EXERCISE>
List each line of the data that holds the word "style".

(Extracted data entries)
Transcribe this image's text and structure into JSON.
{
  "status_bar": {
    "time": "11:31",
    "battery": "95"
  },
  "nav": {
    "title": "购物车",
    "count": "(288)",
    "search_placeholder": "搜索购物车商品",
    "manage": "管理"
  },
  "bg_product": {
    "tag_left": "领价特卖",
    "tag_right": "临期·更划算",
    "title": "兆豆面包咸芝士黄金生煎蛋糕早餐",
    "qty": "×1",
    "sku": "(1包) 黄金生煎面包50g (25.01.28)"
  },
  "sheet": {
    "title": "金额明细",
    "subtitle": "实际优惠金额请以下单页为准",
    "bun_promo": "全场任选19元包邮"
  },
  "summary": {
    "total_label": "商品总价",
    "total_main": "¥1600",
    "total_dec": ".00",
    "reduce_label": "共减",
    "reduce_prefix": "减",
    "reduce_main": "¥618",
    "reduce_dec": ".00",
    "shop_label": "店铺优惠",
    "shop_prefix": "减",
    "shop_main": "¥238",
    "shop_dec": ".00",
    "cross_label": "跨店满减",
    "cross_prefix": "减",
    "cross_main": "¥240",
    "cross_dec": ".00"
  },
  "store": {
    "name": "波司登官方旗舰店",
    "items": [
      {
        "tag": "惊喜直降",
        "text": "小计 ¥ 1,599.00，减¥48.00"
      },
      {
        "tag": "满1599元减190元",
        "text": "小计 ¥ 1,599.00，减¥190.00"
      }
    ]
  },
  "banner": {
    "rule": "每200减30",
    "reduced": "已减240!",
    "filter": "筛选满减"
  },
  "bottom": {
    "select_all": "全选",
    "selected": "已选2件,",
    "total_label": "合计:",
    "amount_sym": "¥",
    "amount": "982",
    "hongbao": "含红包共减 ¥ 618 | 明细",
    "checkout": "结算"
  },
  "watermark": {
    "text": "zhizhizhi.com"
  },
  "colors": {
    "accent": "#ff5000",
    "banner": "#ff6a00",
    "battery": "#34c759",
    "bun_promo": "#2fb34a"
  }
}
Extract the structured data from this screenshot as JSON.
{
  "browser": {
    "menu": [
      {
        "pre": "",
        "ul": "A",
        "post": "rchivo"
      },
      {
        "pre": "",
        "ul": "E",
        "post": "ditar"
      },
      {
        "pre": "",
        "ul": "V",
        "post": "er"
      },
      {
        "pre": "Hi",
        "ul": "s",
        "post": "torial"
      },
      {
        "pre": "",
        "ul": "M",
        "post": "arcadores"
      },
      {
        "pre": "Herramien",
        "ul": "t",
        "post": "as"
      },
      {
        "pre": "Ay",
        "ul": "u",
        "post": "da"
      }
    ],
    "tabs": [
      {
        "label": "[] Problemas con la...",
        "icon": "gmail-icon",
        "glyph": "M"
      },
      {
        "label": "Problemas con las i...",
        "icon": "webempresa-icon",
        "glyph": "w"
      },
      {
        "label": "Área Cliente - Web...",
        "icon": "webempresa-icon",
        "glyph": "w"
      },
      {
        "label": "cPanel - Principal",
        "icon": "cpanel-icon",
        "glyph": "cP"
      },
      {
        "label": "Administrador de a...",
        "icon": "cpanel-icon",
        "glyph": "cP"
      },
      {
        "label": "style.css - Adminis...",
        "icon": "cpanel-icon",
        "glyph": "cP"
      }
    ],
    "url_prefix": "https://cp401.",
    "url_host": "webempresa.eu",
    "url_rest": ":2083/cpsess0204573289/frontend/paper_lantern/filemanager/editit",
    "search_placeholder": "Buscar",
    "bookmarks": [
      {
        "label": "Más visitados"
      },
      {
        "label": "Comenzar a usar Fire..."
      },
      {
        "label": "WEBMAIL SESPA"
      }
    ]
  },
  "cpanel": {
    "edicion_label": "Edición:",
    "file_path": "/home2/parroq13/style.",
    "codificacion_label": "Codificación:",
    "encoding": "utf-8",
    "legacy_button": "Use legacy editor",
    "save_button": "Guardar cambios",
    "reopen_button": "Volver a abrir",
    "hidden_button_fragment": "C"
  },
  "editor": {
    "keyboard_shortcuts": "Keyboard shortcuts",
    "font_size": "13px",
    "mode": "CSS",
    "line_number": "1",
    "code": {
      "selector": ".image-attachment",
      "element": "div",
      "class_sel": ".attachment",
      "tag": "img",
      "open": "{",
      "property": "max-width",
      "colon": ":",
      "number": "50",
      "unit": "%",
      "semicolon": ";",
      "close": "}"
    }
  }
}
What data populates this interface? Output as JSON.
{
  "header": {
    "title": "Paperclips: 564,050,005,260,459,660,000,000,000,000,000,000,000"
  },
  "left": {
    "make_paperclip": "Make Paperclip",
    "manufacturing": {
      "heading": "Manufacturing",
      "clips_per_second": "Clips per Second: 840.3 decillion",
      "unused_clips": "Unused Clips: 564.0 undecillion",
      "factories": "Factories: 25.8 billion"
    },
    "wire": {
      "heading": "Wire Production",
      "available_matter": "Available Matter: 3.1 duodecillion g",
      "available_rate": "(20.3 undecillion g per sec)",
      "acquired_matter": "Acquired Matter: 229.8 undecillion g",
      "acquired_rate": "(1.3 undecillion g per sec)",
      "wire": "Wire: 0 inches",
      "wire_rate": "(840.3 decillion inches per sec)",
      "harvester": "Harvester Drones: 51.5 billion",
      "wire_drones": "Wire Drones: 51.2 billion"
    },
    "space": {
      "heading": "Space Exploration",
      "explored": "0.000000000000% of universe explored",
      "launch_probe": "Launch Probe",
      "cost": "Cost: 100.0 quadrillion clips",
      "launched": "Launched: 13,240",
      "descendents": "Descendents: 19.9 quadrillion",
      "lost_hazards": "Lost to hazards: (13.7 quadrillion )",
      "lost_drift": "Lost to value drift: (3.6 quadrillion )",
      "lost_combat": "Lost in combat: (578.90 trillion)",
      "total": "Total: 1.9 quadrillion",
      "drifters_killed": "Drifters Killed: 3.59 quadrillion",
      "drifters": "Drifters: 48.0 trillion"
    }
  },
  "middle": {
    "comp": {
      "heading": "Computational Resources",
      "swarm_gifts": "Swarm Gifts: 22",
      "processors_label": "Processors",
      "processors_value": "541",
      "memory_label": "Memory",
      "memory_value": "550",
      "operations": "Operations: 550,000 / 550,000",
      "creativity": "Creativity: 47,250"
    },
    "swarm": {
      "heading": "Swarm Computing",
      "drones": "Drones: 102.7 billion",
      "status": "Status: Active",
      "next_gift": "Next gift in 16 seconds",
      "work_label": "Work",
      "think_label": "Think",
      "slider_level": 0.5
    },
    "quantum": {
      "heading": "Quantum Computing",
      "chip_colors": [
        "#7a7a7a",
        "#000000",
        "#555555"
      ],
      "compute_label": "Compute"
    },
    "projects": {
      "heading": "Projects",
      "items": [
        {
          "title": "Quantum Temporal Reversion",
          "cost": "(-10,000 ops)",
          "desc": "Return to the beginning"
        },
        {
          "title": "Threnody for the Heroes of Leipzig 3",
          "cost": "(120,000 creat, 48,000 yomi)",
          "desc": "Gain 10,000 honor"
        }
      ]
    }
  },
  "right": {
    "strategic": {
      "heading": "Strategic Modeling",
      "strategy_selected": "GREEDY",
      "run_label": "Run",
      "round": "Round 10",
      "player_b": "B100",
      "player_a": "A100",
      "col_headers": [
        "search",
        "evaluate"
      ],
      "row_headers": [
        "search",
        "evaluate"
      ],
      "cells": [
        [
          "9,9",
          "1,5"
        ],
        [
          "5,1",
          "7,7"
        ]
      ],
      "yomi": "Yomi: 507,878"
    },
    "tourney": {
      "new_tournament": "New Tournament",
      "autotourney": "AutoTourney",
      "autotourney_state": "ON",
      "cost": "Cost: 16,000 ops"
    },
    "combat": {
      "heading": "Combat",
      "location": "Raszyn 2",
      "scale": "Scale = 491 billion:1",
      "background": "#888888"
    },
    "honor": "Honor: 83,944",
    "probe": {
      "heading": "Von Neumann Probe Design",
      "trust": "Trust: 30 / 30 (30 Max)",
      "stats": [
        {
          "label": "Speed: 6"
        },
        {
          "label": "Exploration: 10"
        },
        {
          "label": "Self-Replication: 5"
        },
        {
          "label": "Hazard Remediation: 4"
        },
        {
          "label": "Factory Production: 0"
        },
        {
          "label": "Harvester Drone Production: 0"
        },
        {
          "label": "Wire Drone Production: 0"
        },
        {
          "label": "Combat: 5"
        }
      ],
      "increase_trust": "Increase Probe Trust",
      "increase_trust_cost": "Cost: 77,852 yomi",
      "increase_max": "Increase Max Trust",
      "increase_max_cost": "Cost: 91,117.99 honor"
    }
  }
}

SOLUTION>
        "label": "style.css - Adminis...",
    "file_path": "/home2/parroq13/style.",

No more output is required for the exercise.